[Input material — start]

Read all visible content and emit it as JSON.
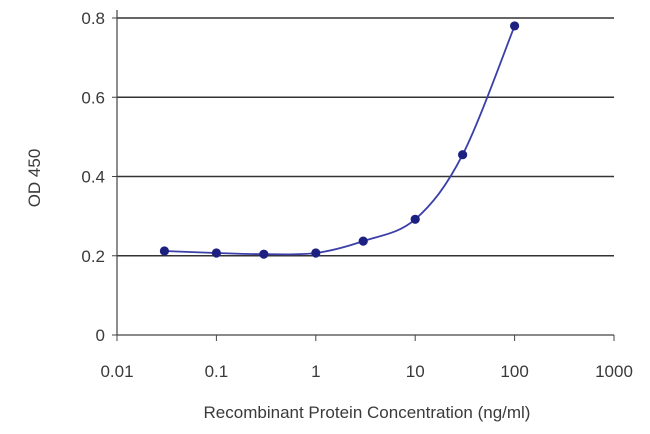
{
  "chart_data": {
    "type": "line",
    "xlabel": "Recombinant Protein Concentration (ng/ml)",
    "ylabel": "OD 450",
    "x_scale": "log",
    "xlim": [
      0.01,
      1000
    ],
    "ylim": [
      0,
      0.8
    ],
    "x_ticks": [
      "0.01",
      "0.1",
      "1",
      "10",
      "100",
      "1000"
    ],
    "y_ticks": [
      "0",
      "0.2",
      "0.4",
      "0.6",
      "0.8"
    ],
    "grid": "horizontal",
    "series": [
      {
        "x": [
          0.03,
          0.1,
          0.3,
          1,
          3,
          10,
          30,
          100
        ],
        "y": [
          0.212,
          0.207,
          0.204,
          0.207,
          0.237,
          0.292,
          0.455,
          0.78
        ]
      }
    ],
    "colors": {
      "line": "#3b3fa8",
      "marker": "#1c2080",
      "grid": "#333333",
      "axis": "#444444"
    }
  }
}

[Input material — finish]

**Work item:** All records above are to be repeated exactly, with the images left out.

**Your solution:**
Read all visible content and emit it as JSON.
{
  "chart_data": {
    "type": "line",
    "xlabel": "Recombinant Protein Concentration (ng/ml)",
    "ylabel": "OD 450",
    "x_scale": "log",
    "xlim": [
      0.01,
      1000
    ],
    "ylim": [
      0,
      0.8
    ],
    "x_ticks": [
      "0.01",
      "0.1",
      "1",
      "10",
      "100",
      "1000"
    ],
    "y_ticks": [
      "0",
      "0.2",
      "0.4",
      "0.6",
      "0.8"
    ],
    "grid": "horizontal",
    "series": [
      {
        "x": [
          0.03,
          0.1,
          0.3,
          1,
          3,
          10,
          30,
          100
        ],
        "y": [
          0.212,
          0.207,
          0.204,
          0.207,
          0.237,
          0.292,
          0.455,
          0.78
        ]
      }
    ],
    "colors": {
      "line": "#3b3fa8",
      "marker": "#1c2080",
      "grid": "#333333",
      "axis": "#444444"
    }
  }
}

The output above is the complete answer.